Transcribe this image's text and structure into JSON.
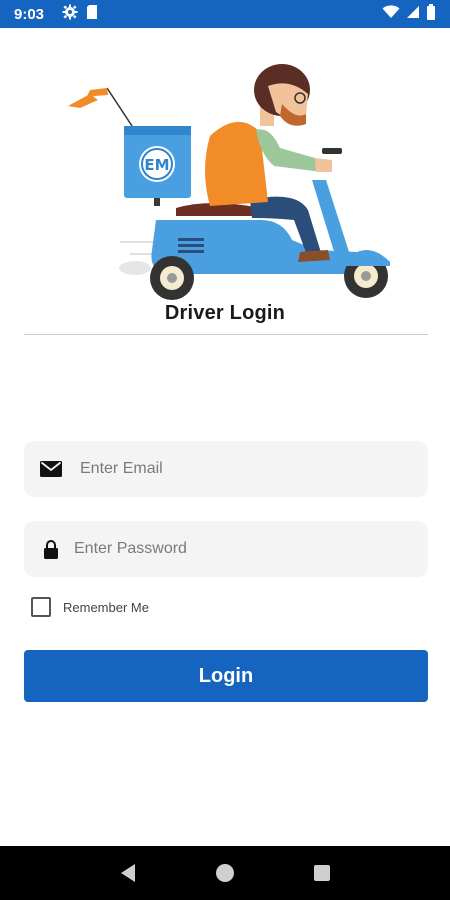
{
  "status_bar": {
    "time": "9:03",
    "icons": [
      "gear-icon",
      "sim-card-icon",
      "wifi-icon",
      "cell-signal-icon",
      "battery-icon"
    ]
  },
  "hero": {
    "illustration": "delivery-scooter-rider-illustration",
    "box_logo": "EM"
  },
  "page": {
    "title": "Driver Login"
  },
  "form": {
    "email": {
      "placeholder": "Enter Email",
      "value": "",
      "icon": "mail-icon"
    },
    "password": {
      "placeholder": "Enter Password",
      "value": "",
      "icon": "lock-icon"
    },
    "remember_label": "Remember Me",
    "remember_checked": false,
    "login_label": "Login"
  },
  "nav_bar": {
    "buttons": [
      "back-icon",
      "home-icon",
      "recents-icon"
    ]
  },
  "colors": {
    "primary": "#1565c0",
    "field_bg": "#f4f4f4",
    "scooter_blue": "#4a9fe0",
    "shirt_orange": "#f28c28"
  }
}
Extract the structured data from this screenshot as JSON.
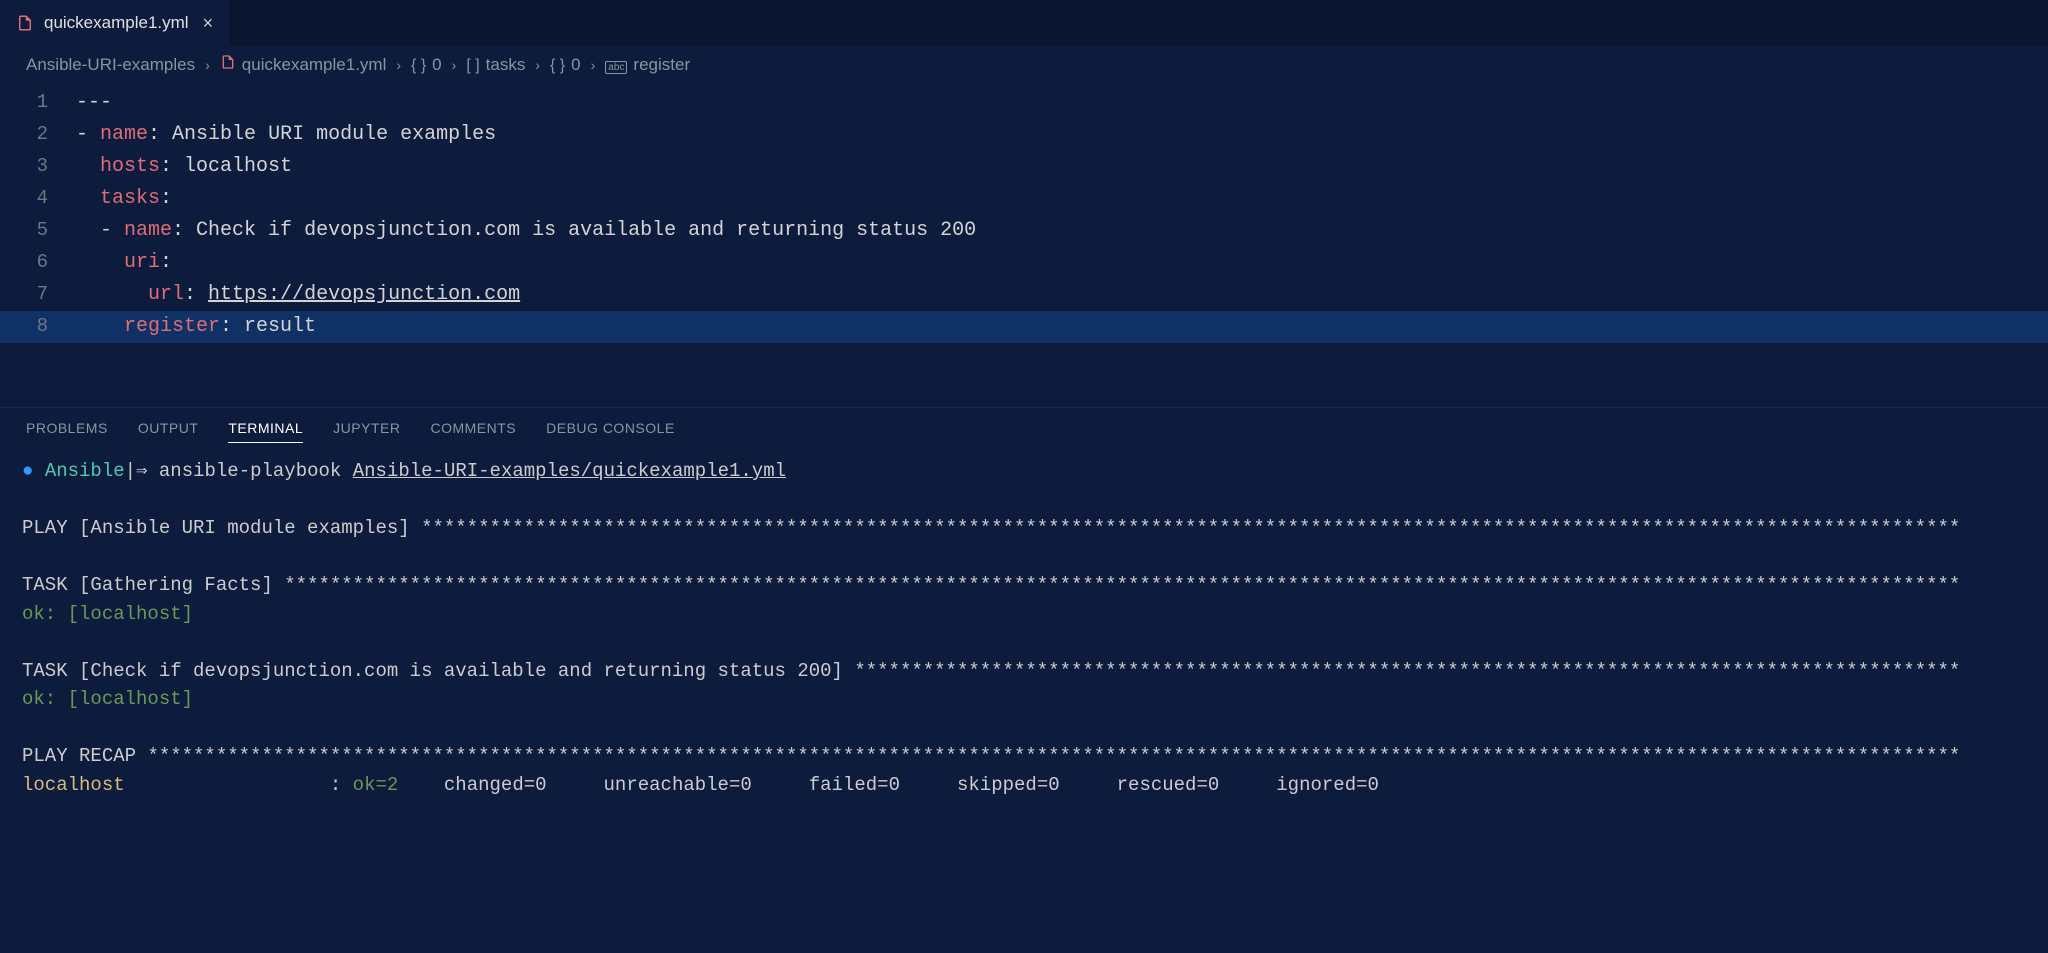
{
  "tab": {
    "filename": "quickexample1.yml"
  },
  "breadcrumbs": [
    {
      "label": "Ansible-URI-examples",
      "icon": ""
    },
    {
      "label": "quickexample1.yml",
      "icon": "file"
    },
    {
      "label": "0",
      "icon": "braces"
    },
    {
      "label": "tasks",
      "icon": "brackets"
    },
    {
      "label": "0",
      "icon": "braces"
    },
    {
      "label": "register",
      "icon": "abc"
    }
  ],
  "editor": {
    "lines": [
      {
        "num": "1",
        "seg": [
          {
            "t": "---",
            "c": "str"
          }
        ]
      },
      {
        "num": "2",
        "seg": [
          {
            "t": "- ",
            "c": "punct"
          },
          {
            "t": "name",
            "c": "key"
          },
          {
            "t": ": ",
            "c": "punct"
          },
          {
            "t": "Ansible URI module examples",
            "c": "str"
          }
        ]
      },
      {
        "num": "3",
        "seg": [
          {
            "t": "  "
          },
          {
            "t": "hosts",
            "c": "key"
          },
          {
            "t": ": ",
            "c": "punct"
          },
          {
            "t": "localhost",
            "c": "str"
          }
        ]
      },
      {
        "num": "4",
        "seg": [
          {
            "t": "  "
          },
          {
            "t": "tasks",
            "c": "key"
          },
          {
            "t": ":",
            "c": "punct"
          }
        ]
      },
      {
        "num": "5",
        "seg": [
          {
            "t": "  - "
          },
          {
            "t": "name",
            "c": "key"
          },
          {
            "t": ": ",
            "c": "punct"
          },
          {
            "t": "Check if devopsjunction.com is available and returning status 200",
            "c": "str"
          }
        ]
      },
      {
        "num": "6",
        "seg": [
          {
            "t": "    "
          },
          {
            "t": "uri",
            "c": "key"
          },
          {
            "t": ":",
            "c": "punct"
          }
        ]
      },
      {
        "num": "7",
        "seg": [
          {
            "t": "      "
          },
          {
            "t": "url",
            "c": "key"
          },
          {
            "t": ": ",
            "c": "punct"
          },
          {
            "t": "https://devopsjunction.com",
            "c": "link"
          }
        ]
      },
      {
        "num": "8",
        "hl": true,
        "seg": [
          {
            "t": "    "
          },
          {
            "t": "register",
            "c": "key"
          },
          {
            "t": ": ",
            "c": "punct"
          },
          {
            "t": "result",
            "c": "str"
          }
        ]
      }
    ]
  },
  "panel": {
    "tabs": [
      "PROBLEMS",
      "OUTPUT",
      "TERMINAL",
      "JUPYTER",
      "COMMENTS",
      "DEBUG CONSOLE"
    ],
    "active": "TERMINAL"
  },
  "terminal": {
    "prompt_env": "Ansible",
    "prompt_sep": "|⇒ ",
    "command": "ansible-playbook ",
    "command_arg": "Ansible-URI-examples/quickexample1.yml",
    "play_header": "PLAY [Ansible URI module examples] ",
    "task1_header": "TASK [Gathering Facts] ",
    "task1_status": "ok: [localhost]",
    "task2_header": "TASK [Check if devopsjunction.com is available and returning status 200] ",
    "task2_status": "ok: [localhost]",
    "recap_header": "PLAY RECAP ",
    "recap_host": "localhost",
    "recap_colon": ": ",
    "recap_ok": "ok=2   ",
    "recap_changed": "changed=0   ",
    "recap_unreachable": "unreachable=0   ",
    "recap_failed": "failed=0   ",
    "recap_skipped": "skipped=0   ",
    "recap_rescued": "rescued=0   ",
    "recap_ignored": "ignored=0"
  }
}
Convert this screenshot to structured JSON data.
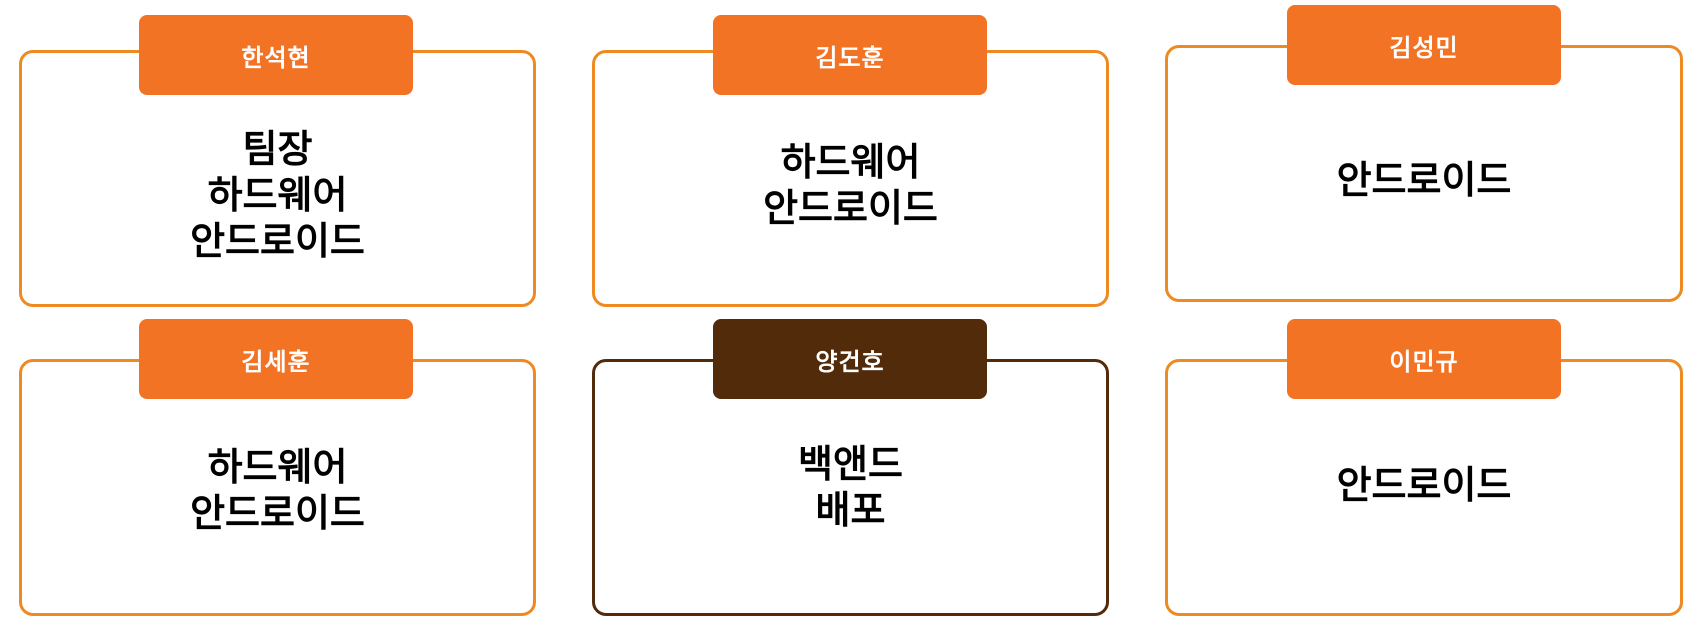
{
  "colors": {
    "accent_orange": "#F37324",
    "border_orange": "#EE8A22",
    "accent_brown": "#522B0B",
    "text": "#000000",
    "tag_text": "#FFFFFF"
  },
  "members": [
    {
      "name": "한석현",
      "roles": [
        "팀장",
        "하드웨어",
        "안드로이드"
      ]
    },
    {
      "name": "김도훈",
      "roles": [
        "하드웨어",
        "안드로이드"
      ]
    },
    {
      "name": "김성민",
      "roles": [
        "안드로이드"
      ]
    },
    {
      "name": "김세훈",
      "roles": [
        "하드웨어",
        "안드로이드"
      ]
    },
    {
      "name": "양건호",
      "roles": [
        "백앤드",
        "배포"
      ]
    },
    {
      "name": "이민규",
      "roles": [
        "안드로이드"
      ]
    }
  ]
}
========================================
## Goal
Search the material above for "data". Pull out each line where it shows up.

## Task output
Extract the structured data from this screenshot as JSON.
Convert this screenshot to structured JSON data.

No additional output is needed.